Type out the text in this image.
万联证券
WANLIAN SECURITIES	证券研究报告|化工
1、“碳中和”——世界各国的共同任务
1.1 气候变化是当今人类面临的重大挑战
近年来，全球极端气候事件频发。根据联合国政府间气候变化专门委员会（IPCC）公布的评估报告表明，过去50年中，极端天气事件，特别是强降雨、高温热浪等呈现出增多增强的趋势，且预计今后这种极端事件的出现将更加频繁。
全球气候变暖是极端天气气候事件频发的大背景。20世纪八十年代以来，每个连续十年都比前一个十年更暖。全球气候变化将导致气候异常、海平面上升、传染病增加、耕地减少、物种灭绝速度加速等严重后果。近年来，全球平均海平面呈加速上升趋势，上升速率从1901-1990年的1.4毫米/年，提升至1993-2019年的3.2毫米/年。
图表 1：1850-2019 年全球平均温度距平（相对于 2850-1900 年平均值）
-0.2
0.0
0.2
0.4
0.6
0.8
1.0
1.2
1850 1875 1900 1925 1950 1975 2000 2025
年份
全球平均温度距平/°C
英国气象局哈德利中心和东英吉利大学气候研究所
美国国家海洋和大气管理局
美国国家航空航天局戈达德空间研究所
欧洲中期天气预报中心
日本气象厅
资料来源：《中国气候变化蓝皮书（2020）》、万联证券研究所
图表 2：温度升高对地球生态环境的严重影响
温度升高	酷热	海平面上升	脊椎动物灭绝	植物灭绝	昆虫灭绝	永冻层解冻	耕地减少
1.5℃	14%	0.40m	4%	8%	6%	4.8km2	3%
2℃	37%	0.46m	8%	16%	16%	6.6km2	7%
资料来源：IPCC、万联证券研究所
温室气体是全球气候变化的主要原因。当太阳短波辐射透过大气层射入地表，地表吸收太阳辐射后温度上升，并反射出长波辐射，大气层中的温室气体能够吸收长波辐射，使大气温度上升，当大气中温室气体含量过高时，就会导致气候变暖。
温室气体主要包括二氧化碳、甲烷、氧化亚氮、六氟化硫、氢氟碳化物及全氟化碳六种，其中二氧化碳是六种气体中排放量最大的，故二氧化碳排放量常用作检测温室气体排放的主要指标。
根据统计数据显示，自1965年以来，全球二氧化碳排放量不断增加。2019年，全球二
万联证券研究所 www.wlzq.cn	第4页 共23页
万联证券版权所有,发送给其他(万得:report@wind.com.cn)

Exercise directions:
Exactly as they are written, print the entries again.

Correct result:
Type out the text in this image.
万联证券
WANLIAN SECURITIES	证券研究报告|化工
1、“碳中和”——世界各国的共同任务
1.1 气候变化是当今人类面临的重大挑战
近年来，全球极端气候事件频发。根据联合国政府间气候变化专门委员会（IPCC）公布的评估报告表明，过去50年中，极端天气事件，特别是强降雨、高温热浪等呈现出增多增强的趋势，且预计今后这种极端事件的出现将更加频繁。
全球气候变暖是极端天气气候事件频发的大背景。20世纪八十年代以来，每个连续十年都比前一个十年更暖。全球气候变化将导致气候异常、海平面上升、传染病增加、耕地减少、物种灭绝速度加速等严重后果。近年来，全球平均海平面呈加速上升趋势，上升速率从1901-1990年的1.4毫米/年，提升至1993-2019年的3.2毫米/年。
图表 1：1850-2019 年全球平均温度距平（相对于 2850-1900 年平均值）
-0.2
0.0
0.2
0.4
0.6
0.8
1.0
1.2
1850 1875 1900 1925 1950 1975 2000 2025
年份
全球平均温度距平/°C
英国气象局哈德利中心和东英吉利大学气候研究所
美国国家海洋和大气管理局
美国国家航空航天局戈达德空间研究所
欧洲中期天气预报中心
日本气象厅
资料来源：《中国气候变化蓝皮书（2020）》、万联证券研究所
图表 2：温度升高对地球生态环境的严重影响
温度升高	酷热	海平面上升	脊椎动物灭绝	植物灭绝	昆虫灭绝	永冻层解冻	耕地减少
1.5℃	14%	0.40m	4%	8%	6%	4.8km2	3%
2℃	37%	0.46m	8%	16%	16%	6.6km2	7%
资料来源：IPCC、万联证券研究所
温室气体是全球气候变化的主要原因。当太阳短波辐射透过大气层射入地表，地表吸收太阳辐射后温度上升，并反射出长波辐射，大气层中的温室气体能够吸收长波辐射，使大气温度上升，当大气中温室气体含量过高时，就会导致气候变暖。
温室气体主要包括二氧化碳、甲烷、氧化亚氮、六氟化硫、氢氟碳化物及全氟化碳六种，其中二氧化碳是六种气体中排放量最大的，故二氧化碳排放量常用作检测温室气体排放的主要指标。
根据统计数据显示，自1965年以来，全球二氧化碳排放量不断增加。2019年，全球二
万联证券研究所 www.wlzq.cn	第4页 共23页
万联证券版权所有,发送给其他(万得:report@wind.com.cn)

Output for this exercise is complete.